▸ Task brief
Here are some records; return them all exactly.

==*==

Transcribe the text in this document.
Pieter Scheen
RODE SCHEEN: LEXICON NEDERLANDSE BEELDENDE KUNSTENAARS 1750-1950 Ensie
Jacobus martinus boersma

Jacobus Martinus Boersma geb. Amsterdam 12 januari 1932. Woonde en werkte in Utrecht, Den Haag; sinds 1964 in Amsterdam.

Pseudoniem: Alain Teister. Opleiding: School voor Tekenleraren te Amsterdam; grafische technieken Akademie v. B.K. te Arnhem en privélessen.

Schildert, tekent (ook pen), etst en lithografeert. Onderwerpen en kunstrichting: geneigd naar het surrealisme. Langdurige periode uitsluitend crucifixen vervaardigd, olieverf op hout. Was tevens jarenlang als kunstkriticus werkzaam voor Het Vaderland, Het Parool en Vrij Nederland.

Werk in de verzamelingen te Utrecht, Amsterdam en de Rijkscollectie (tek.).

==*==

▸ Correct result
Transcribe the text in this document.
Pieter Scheen
RODE SCHEEN: LEXICON NEDERLANDSE BEELDENDE KUNSTENAARS 1750-1950 Ensie
Jacobus martinus boersma

Jacobus Martinus Boersma geb. Amsterdam 12 januari 1932. Woonde en werkte in Utrecht, Den Haag; sinds 1964 in Amsterdam.

Pseudoniem: Alain Teister. Opleiding: School voor Tekenleraren te Amsterdam; grafische technieken Akademie v. B.K. te Arnhem en privélessen.

Schildert, tekent (ook pen), etst en lithografeert. Onderwerpen en kunstrichting: geneigd naar het surrealisme. Langdurige periode uitsluitend crucifixen vervaardigd, olieverf op hout. Was tevens jarenlang als kunstkriticus werkzaam voor Het Vaderland, Het Parool en Vrij Nederland.

Werk in de verzamelingen te Utrecht, Amsterdam en de Rijkscollectie (tek.).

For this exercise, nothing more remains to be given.